-------- Exercise data --------

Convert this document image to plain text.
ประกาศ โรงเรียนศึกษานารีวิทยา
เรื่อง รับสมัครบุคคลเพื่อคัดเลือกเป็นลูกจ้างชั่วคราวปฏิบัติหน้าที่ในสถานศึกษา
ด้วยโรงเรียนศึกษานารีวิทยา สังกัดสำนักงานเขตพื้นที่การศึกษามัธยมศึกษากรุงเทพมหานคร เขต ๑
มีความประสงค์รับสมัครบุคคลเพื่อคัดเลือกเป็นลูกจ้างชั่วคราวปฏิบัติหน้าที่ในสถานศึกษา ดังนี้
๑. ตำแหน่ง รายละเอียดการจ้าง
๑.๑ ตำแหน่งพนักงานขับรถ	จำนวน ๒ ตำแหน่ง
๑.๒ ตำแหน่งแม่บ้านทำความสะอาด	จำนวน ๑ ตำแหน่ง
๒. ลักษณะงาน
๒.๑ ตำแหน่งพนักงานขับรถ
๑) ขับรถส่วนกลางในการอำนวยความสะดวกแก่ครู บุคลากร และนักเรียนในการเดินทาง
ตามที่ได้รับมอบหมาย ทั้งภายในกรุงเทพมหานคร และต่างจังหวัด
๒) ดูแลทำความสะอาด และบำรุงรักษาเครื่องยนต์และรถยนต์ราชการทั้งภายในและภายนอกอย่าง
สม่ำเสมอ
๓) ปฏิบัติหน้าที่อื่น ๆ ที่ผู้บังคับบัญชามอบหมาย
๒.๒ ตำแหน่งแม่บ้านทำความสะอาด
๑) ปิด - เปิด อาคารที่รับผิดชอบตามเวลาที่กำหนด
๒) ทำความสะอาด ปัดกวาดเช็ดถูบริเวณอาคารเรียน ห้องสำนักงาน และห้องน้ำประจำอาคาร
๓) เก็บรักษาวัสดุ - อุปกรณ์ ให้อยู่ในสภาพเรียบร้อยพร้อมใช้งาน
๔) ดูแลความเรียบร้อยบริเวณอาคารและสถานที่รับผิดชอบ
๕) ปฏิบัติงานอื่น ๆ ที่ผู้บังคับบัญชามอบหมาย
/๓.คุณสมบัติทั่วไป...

--------

[What you should do]:
Repeat the listing in full, keeping every line exactly as it is.

[Solution to the exercise]:
Convert this document image to plain text.
ประกาศ โรงเรียนศึกษานารีวิทยา
เรื่อง รับสมัครบุคคลเพื่อคัดเลือกเป็นลูกจ้างชั่วคราวปฏิบัติหน้าที่ในสถานศึกษา
ด้วยโรงเรียนศึกษานารีวิทยา สังกัดสำนักงานเขตพื้นที่การศึกษามัธยมศึกษากรุงเทพมหานคร เขต ๑
มีความประสงค์รับสมัครบุคคลเพื่อคัดเลือกเป็นลูกจ้างชั่วคราวปฏิบัติหน้าที่ในสถานศึกษา ดังนี้
๑. ตำแหน่ง รายละเอียดการจ้าง
๑.๑ ตำแหน่งพนักงานขับรถ	จำนวน ๒ ตำแหน่ง
๑.๒ ตำแหน่งแม่บ้านทำความสะอาด	จำนวน ๑ ตำแหน่ง
๒. ลักษณะงาน
๒.๑ ตำแหน่งพนักงานขับรถ
๑) ขับรถส่วนกลางในการอำนวยความสะดวกแก่ครู บุคลากร และนักเรียนในการเดินทาง
ตามที่ได้รับมอบหมาย ทั้งภายในกรุงเทพมหานคร และต่างจังหวัด
๒) ดูแลทำความสะอาด และบำรุงรักษาเครื่องยนต์และรถยนต์ราชการทั้งภายในและภายนอกอย่าง
สม่ำเสมอ
๓) ปฏิบัติหน้าที่อื่น ๆ ที่ผู้บังคับบัญชามอบหมาย
๒.๒ ตำแหน่งแม่บ้านทำความสะอาด
๑) ปิด - เปิด อาคารที่รับผิดชอบตามเวลาที่กำหนด
๒) ทำความสะอาด ปัดกวาดเช็ดถูบริเวณอาคารเรียน ห้องสำนักงาน และห้องน้ำประจำอาคาร
๓) เก็บรักษาวัสดุ - อุปกรณ์ ให้อยู่ในสภาพเรียบร้อยพร้อมใช้งาน
๔) ดูแลความเรียบร้อยบริเวณอาคารและสถานที่รับผิดชอบ
๕) ปฏิบัติงานอื่น ๆ ที่ผู้บังคับบัญชามอบหมาย
/๓.คุณสมบัติทั่วไป...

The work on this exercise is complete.